Using XML Queries and Transformations

Giving Style to XML

With XML only consisting of data content, there is a clear need for ways to display this content. This is commonly referred to as 'styling the content'. At the time of writing, there are two W3C standard stylesheet languages: CSS (Cascading Stylesheets) and XSLT. Both can be used to assign certain looks to specific element types in an XML document.

Until now we have seen how XSLT can be used to transform XML documents from one format to another. The original goal for specifying XSLT was its use as a styling mechanism. But before we try to use XSLT to transform to HTML documents, we'll first have a look at the Cascading Stylesheets.

Using CSS in HTML

You have probably seen CSS before in an HTML context. It is a syntax for specifying the appearance of elements in an HTML document in a structured way. It allows for associating one stylesheet with many content documents, thus centralizing the common layout in one place. The 'Cascading' part of the name refers to the feature of overriding a global property locally by redefining and inheriting properties from parent elements in the document. CSS strikes a fine balance between centralization and developer flexibility.

The current recommendation of the W3C is at version 2. The most important difference between versions 1 and 2 is that support for other media-types was included (printing documents) and more complex selectors were introduced (a selector in CSS2 can be compared with the match attribute in an XSLT template). CSS properties on elements can specify:

  • Font size, family, color, variant (for example smallcaps), style (for example italic)
  • Color, background color, background image (including tiling and positioning)
  • Line, word and letter spacing
  • Alignment, underlining, overlining
  • The margins, borders, etc. of boxes (boxes are TABLE elements, but also P and BODY elements)
  • List styles (square bullets, etc.), display (not displayed, as block, inline)
  • Very detailed positioning and units (inches, cm, pixels, points)

Some simple uses of CSS in HTML are shown here before we head on to styling XML.
□ □ □ □
→ Tasks to carry out:
1 - Quote everything in the passage on styling XML from "Giving Style to" down to "the Cascading Stylesheets.".
2 - Answer from the passage on styling XML:
(a) What two W3C standard stylesheet languages does it name?
(b) Which CSS version is the current W3C recommendation?
(c) What in XSLT is a CSS2 selector compared with?

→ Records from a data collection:
□ □ □ □
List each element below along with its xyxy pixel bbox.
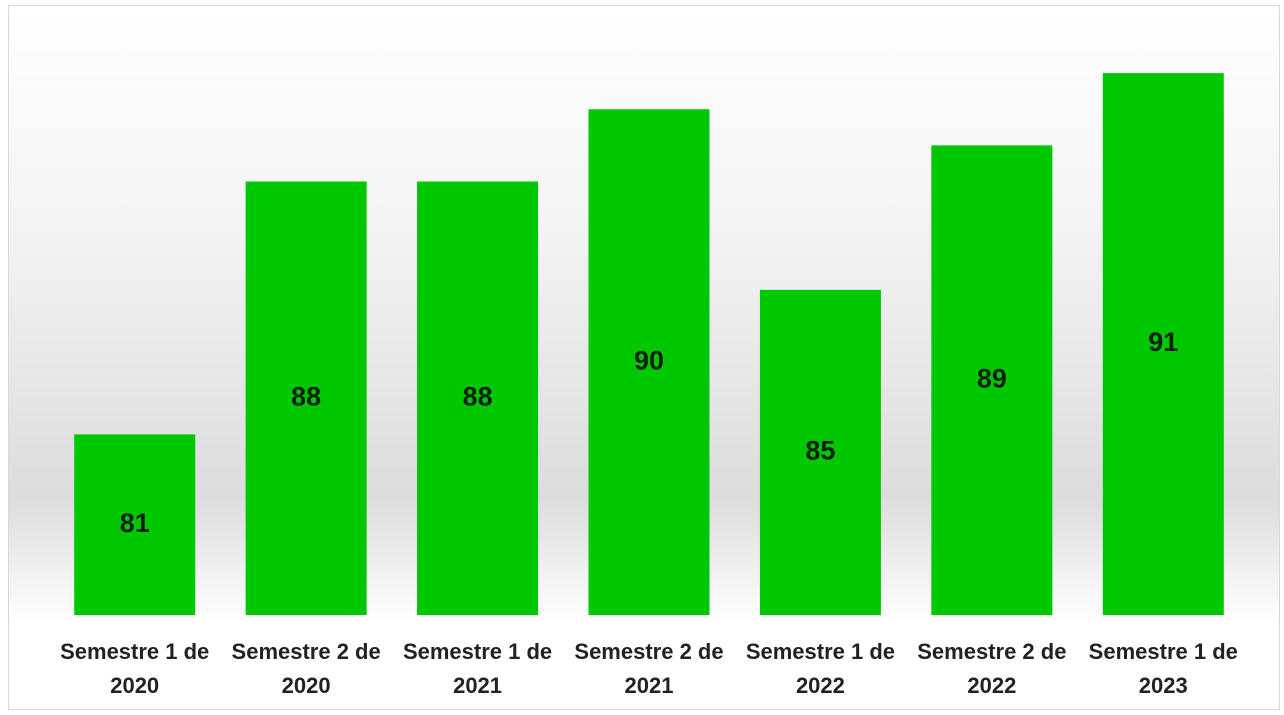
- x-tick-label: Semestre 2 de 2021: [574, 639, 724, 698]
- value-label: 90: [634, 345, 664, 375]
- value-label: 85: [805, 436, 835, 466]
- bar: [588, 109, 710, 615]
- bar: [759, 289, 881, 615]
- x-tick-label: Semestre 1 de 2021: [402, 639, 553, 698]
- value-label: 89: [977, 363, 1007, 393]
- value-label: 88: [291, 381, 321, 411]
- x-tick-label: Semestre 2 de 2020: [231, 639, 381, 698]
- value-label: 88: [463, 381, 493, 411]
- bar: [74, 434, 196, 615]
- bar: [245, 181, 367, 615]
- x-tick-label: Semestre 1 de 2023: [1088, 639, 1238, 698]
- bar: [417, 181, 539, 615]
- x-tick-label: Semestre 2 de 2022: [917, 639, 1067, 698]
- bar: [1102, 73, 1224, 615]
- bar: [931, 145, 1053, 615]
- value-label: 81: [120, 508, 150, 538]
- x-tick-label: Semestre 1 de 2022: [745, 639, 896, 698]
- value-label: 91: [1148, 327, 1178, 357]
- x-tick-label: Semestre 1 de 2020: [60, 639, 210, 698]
□ □ □ □
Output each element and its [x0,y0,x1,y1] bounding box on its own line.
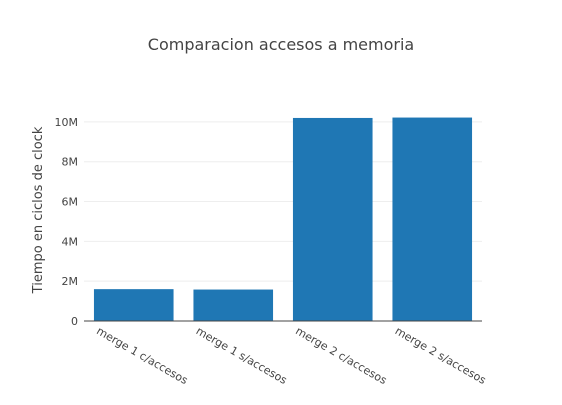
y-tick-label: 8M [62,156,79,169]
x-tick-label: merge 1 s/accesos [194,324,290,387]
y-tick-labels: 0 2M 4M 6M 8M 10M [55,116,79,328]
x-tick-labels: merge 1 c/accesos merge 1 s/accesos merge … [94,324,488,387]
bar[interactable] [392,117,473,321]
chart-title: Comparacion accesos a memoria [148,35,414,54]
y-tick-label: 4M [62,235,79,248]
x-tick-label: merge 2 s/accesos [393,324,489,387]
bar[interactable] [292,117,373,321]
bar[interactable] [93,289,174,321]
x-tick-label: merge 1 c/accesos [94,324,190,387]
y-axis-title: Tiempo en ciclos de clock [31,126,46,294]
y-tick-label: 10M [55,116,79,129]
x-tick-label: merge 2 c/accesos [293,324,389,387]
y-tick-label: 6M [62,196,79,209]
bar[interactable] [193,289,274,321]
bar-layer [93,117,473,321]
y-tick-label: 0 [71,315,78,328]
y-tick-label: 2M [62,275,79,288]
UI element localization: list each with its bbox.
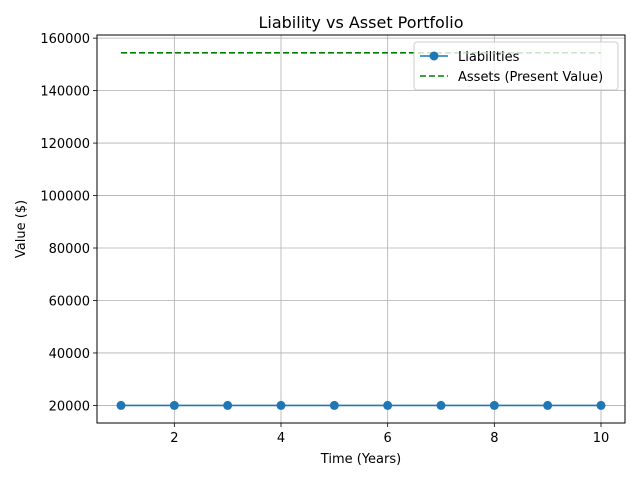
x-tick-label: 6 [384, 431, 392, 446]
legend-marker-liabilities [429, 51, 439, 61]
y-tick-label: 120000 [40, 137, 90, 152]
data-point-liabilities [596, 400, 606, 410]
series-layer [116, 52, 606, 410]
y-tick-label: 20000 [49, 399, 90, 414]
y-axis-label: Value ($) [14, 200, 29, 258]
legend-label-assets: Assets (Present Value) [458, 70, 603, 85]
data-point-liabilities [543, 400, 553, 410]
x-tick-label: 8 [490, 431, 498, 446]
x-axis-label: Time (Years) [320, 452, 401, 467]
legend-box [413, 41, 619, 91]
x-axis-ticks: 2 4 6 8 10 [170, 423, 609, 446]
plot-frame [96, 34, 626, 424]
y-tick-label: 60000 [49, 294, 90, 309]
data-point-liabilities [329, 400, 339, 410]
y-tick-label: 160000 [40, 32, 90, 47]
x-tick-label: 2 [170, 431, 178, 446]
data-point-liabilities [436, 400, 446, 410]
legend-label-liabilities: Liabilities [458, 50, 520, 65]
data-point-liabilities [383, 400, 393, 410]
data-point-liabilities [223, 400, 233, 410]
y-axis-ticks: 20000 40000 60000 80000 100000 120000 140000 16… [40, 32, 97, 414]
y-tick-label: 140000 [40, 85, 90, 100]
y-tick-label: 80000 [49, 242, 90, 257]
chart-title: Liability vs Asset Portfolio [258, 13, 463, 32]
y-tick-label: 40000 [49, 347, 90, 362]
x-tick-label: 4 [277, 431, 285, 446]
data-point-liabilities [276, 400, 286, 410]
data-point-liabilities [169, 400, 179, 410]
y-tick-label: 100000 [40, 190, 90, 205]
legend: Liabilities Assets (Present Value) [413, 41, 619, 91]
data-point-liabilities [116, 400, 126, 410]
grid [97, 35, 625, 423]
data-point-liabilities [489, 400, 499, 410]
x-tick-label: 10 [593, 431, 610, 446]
□ □ □ □
→ Results:
1 -
Giving Style to XML

With XML only consisting of data content, there is a clear need for ways to display this content. This is commonly referred to as 'styling the content'. At the time of writing, there are two W3C standard stylesheet languages: CSS (Cascading Stylesheets) and XSLT. Both can be used to assign certain looks to specific element types in an XML document.

Until now we have seen how XSLT can be used to transform XML documents from one format to another. The original goal for specifying XSLT was its use as a styling mechanism. But before we try to use XSLT to transform to HTML documents, we'll first have a look at the Cascading Stylesheets.

2 -
(a) CSS (Cascading Stylesheets) and XSLT
(b) Version 2
(c) The match attribute in an XSLT template